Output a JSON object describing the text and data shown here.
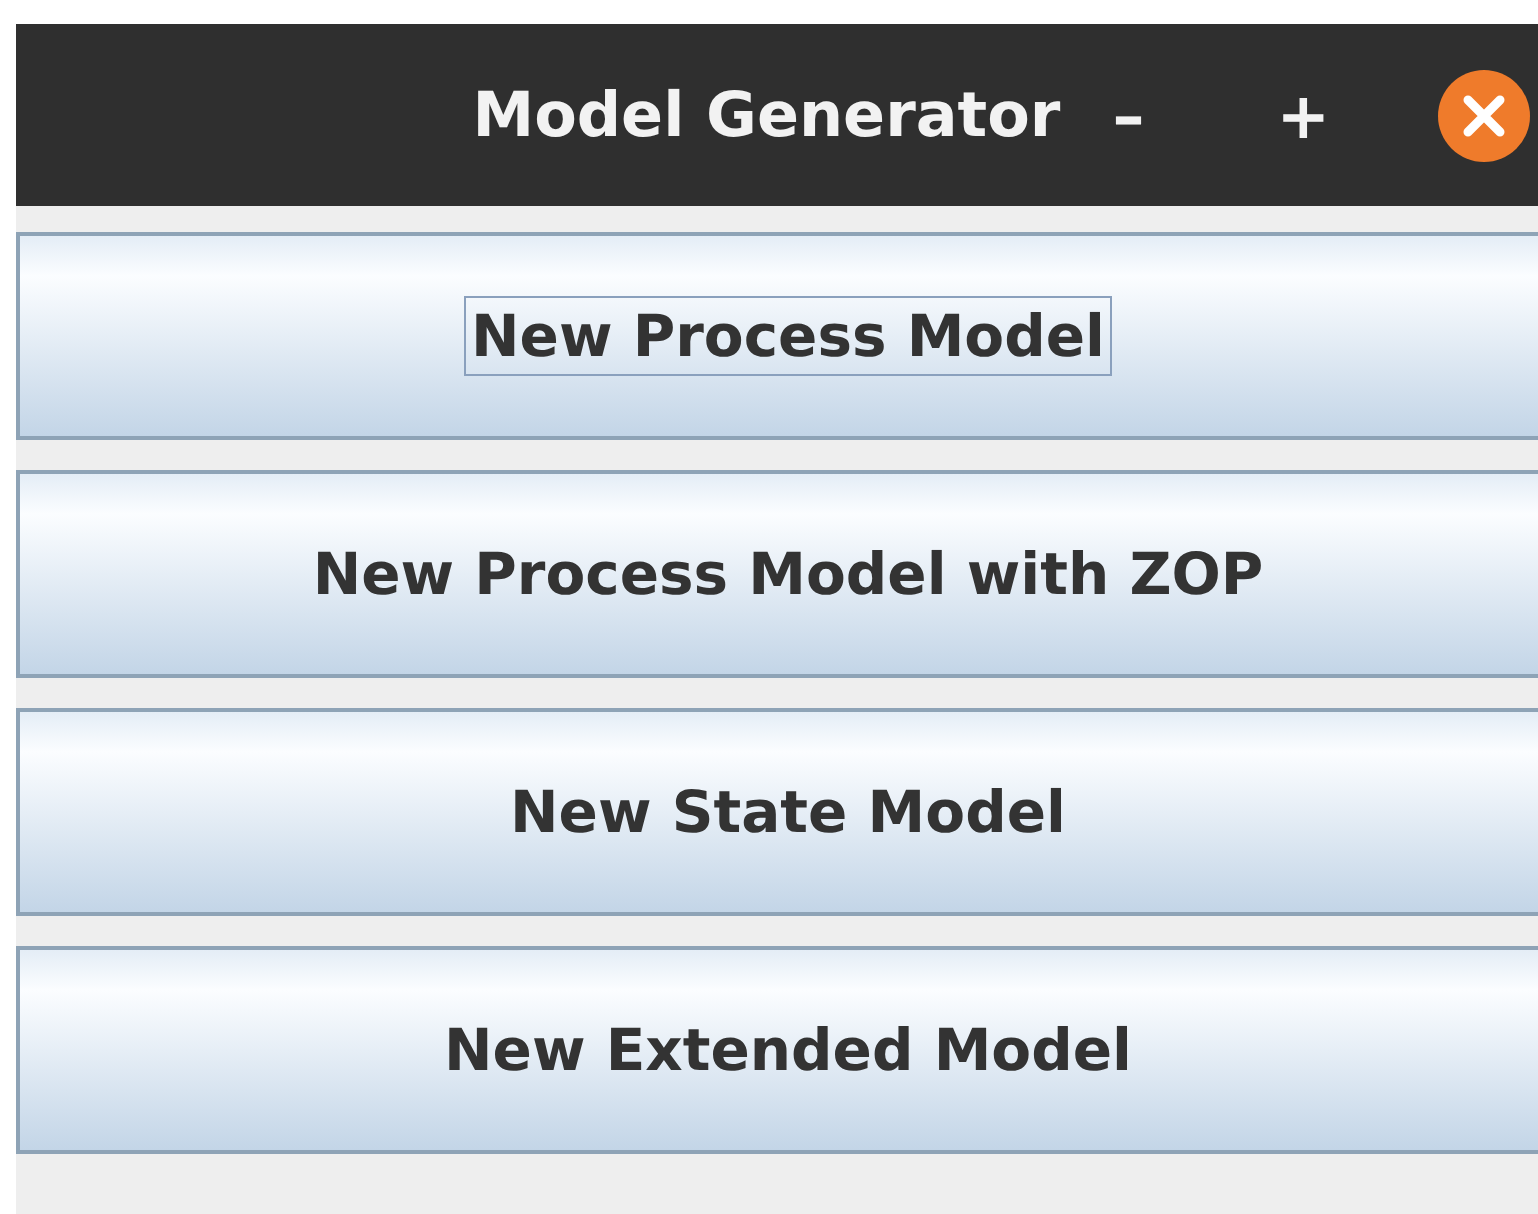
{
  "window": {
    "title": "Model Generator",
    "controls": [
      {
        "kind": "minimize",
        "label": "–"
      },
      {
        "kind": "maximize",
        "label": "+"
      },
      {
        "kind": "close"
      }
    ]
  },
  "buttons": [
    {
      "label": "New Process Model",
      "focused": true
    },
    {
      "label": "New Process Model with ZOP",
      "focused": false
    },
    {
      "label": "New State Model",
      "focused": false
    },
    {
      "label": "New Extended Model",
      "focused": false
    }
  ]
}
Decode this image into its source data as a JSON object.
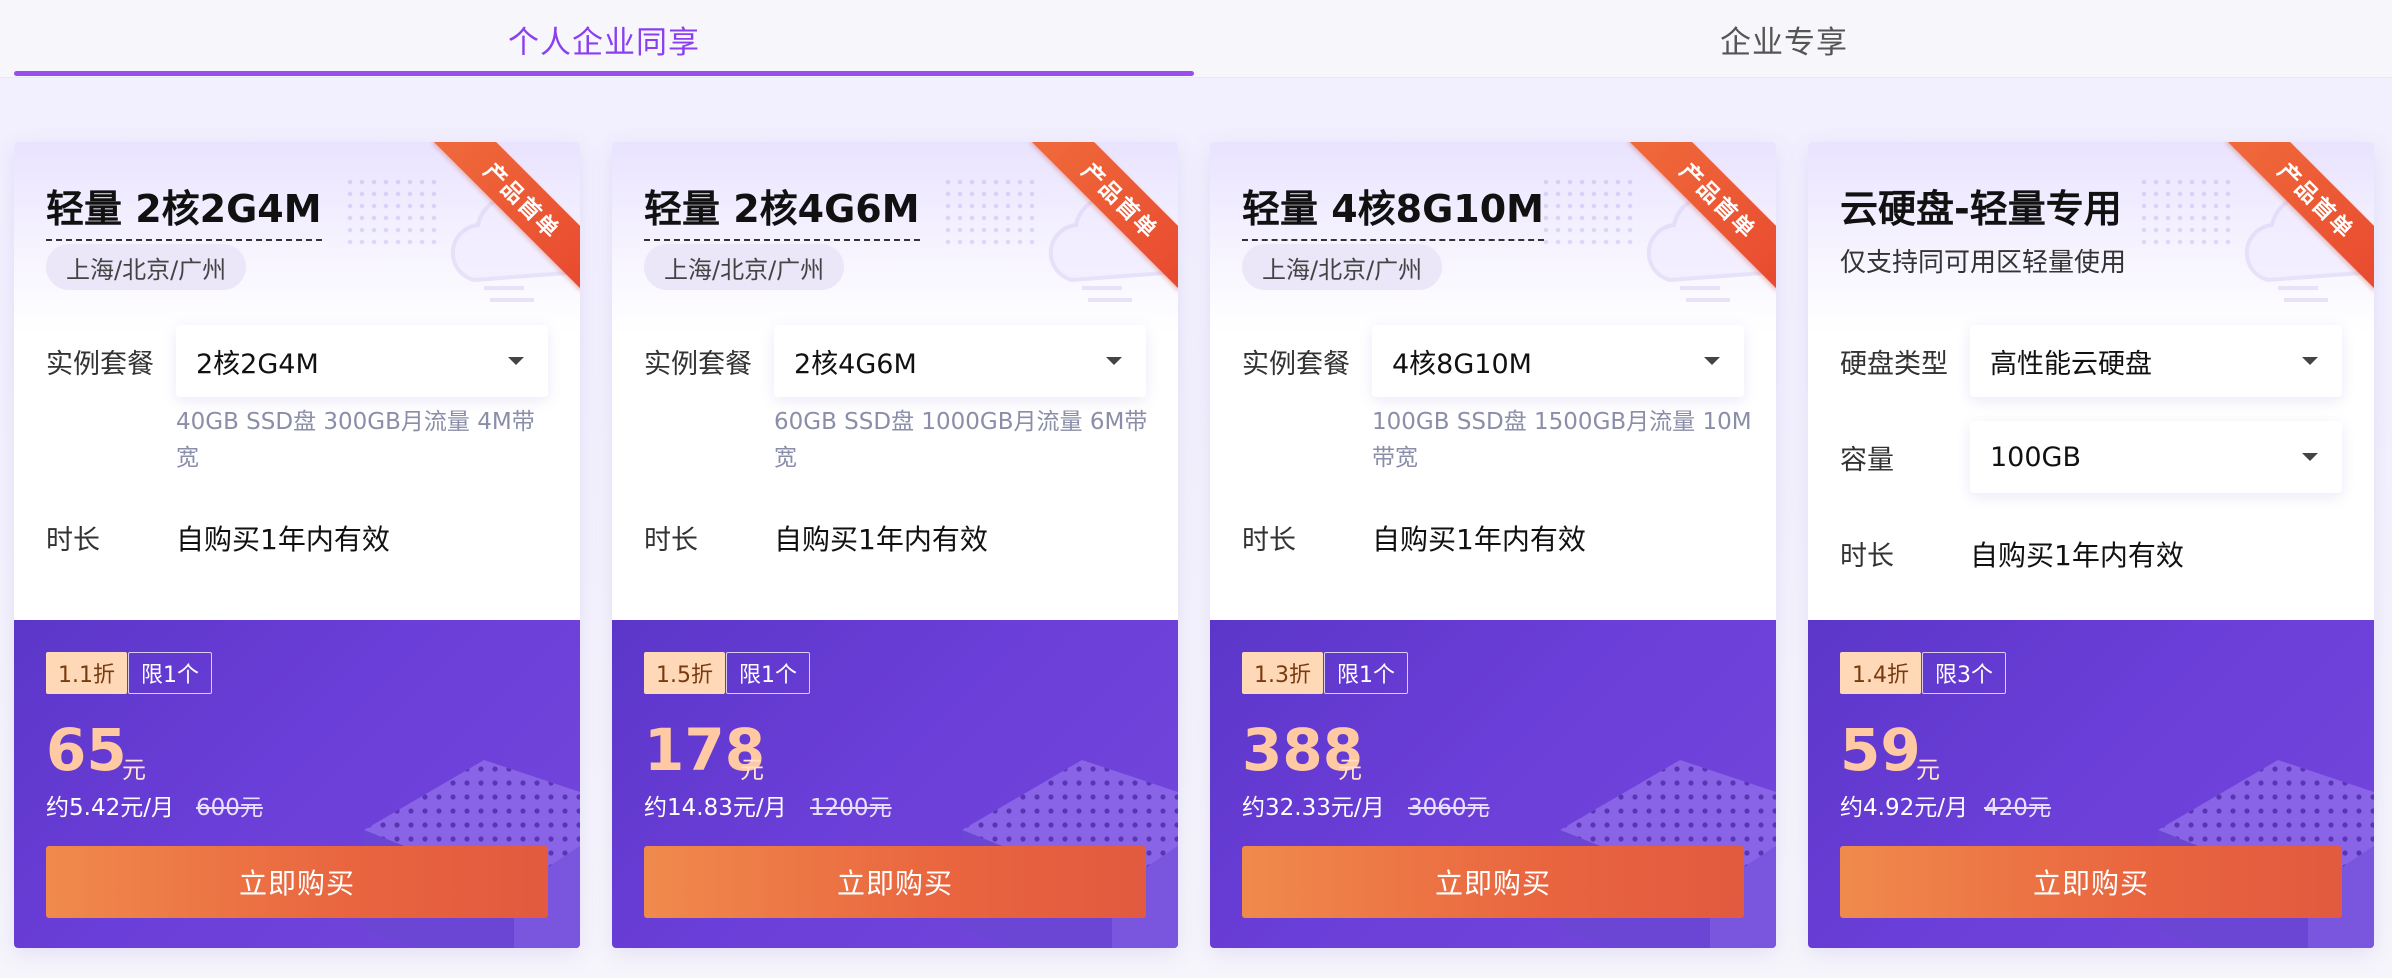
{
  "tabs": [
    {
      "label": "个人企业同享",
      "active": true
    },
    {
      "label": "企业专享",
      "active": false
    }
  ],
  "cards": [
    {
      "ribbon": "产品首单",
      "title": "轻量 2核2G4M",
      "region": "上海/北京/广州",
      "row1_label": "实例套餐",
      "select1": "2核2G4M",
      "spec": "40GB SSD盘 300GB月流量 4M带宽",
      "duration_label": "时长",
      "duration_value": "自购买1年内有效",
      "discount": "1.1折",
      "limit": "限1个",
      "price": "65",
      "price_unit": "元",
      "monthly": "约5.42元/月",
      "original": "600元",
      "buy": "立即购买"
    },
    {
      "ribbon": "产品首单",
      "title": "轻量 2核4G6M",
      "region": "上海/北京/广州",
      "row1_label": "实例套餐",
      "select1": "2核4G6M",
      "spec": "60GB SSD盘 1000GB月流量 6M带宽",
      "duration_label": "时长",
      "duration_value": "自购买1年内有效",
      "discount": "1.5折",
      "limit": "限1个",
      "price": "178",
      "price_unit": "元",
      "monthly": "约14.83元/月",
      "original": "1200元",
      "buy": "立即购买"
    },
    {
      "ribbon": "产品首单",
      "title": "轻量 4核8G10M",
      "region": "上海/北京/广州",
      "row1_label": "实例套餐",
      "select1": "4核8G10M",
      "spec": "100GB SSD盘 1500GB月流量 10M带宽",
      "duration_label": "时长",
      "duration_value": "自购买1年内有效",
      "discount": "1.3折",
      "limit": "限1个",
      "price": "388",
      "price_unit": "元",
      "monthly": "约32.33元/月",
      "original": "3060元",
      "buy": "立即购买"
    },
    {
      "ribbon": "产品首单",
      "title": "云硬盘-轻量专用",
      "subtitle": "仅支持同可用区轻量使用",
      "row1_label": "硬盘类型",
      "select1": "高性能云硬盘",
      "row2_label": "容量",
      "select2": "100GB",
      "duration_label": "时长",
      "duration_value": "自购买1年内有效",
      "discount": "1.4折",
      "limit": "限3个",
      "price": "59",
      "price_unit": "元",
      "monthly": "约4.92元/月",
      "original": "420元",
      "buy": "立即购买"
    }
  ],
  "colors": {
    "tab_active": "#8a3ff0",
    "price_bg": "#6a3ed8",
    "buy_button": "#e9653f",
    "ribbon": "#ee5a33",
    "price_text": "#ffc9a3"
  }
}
# # # # #
**TASK BRIEF**
Reproduce every record above exactly, but leave out the pictures.

**WRITTEN SOLUTION**
Output a JSON object describing the text and data shown here.
{
  "window": {
    "title": "Model Generator",
    "controls": [
      {
        "kind": "minimize",
        "label": "–"
      },
      {
        "kind": "maximize",
        "label": "+"
      },
      {
        "kind": "close"
      }
    ]
  },
  "buttons": [
    {
      "label": "New Process Model",
      "focused": true
    },
    {
      "label": "New Process Model with ZOP",
      "focused": false
    },
    {
      "label": "New State Model",
      "focused": false
    },
    {
      "label": "New Extended Model",
      "focused": false
    }
  ]
}
Decode this image into its source data as a JSON object.
{
  "tabs": [
    {
      "label": "个人企业同享",
      "active": true
    },
    {
      "label": "企业专享",
      "active": false
    }
  ],
  "cards": [
    {
      "ribbon": "产品首单",
      "title": "轻量 2核2G4M",
      "region": "上海/北京/广州",
      "row1_label": "实例套餐",
      "select1": "2核2G4M",
      "spec": "40GB SSD盘 300GB月流量 4M带宽",
      "duration_label": "时长",
      "duration_value": "自购买1年内有效",
      "discount": "1.1折",
      "limit": "限1个",
      "price": "65",
      "price_unit": "元",
      "monthly": "约5.42元/月",
      "original": "600元",
      "buy": "立即购买"
    },
    {
      "ribbon": "产品首单",
      "title": "轻量 2核4G6M",
      "region": "上海/北京/广州",
      "row1_label": "实例套餐",
      "select1": "2核4G6M",
      "spec": "60GB SSD盘 1000GB月流量 6M带宽",
      "duration_label": "时长",
      "duration_value": "自购买1年内有效",
      "discount": "1.5折",
      "limit": "限1个",
      "price": "178",
      "price_unit": "元",
      "monthly": "约14.83元/月",
      "original": "1200元",
      "buy": "立即购买"
    },
    {
      "ribbon": "产品首单",
      "title": "轻量 4核8G10M",
      "region": "上海/北京/广州",
      "row1_label": "实例套餐",
      "select1": "4核8G10M",
      "spec": "100GB SSD盘 1500GB月流量 10M带宽",
      "duration_label": "时长",
      "duration_value": "自购买1年内有效",
      "discount": "1.3折",
      "limit": "限1个",
      "price": "388",
      "price_unit": "元",
      "monthly": "约32.33元/月",
      "original": "3060元",
      "buy": "立即购买"
    },
    {
      "ribbon": "产品首单",
      "title": "云硬盘-轻量专用",
      "subtitle": "仅支持同可用区轻量使用",
      "row1_label": "硬盘类型",
      "select1": "高性能云硬盘",
      "row2_label": "容量",
      "select2": "100GB",
      "duration_label": "时长",
      "duration_value": "自购买1年内有效",
      "discount": "1.4折",
      "limit": "限3个",
      "price": "59",
      "price_unit": "元",
      "monthly": "约4.92元/月",
      "original": "420元",
      "buy": "立即购买"
    }
  ],
  "colors": {
    "tab_active": "#8a3ff0",
    "price_bg": "#6a3ed8",
    "buy_button": "#e9653f",
    "ribbon": "#ee5a33",
    "price_text": "#ffc9a3"
  }
}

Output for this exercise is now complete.